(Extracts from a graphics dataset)
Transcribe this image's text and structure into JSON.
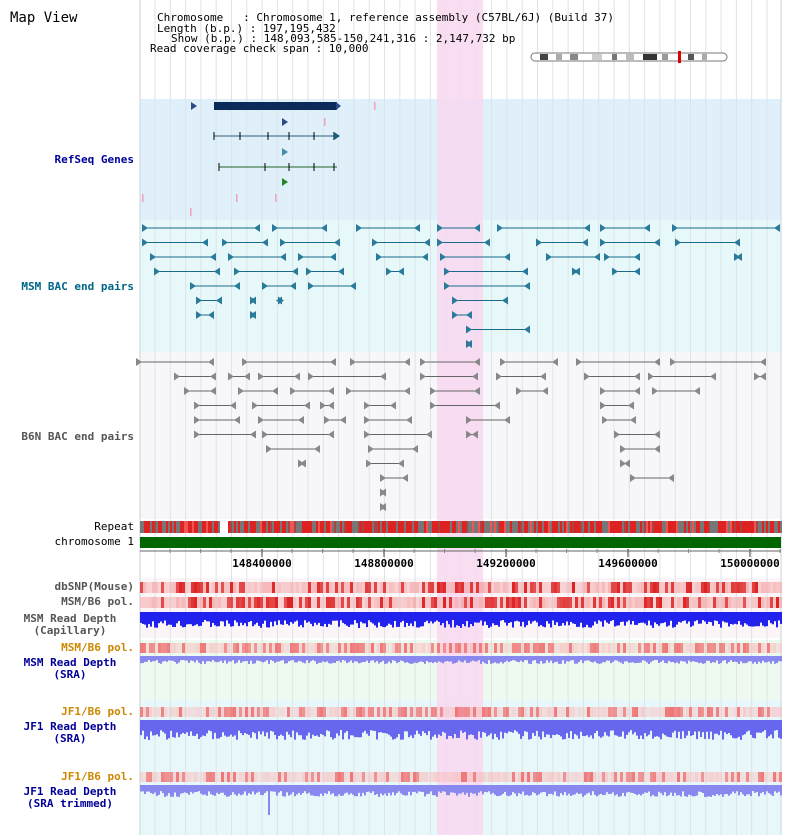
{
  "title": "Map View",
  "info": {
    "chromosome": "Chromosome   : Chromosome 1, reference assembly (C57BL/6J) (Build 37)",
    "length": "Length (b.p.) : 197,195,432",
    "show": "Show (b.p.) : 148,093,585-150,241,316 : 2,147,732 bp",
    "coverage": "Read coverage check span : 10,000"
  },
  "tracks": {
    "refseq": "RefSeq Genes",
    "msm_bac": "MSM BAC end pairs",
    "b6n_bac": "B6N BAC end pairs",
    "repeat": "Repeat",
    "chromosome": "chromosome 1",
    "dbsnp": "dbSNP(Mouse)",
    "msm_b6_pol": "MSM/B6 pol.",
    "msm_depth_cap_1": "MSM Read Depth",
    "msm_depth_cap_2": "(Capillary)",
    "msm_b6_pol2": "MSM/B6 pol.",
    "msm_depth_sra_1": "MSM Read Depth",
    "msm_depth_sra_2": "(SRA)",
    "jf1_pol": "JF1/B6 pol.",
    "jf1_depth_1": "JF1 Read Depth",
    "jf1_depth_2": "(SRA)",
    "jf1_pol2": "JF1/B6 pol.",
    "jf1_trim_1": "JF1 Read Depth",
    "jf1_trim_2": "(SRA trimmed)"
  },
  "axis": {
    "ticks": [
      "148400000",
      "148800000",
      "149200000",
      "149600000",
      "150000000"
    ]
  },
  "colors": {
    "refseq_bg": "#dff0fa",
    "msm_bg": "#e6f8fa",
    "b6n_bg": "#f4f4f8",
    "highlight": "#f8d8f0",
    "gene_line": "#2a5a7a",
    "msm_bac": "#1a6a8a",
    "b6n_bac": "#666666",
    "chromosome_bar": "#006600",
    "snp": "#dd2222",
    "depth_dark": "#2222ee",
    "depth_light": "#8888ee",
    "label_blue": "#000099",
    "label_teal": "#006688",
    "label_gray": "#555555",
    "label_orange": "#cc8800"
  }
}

# REQUIREMENT
Your reply is the full set of entries reproduced exactly, with images omitted.

# OUTPUT
Transcribe this image's text and structure into JSON.
{
  "title": "Map View",
  "info": {
    "chromosome": "Chromosome   : Chromosome 1, reference assembly (C57BL/6J) (Build 37)",
    "length": "Length (b.p.) : 197,195,432",
    "show": "Show (b.p.) : 148,093,585-150,241,316 : 2,147,732 bp",
    "coverage": "Read coverage check span : 10,000"
  },
  "tracks": {
    "refseq": "RefSeq Genes",
    "msm_bac": "MSM BAC end pairs",
    "b6n_bac": "B6N BAC end pairs",
    "repeat": "Repeat",
    "chromosome": "chromosome 1",
    "dbsnp": "dbSNP(Mouse)",
    "msm_b6_pol": "MSM/B6 pol.",
    "msm_depth_cap_1": "MSM Read Depth",
    "msm_depth_cap_2": "(Capillary)",
    "msm_b6_pol2": "MSM/B6 pol.",
    "msm_depth_sra_1": "MSM Read Depth",
    "msm_depth_sra_2": "(SRA)",
    "jf1_pol": "JF1/B6 pol.",
    "jf1_depth_1": "JF1 Read Depth",
    "jf1_depth_2": "(SRA)",
    "jf1_pol2": "JF1/B6 pol.",
    "jf1_trim_1": "JF1 Read Depth",
    "jf1_trim_2": "(SRA trimmed)"
  },
  "axis": {
    "ticks": [
      "148400000",
      "148800000",
      "149200000",
      "149600000",
      "150000000"
    ]
  },
  "colors": {
    "refseq_bg": "#dff0fa",
    "msm_bg": "#e6f8fa",
    "b6n_bg": "#f4f4f8",
    "highlight": "#f8d8f0",
    "gene_line": "#2a5a7a",
    "msm_bac": "#1a6a8a",
    "b6n_bac": "#666666",
    "chromosome_bar": "#006600",
    "snp": "#dd2222",
    "depth_dark": "#2222ee",
    "depth_light": "#8888ee",
    "label_blue": "#000099",
    "label_teal": "#006688",
    "label_gray": "#555555",
    "label_orange": "#cc8800"
  }
}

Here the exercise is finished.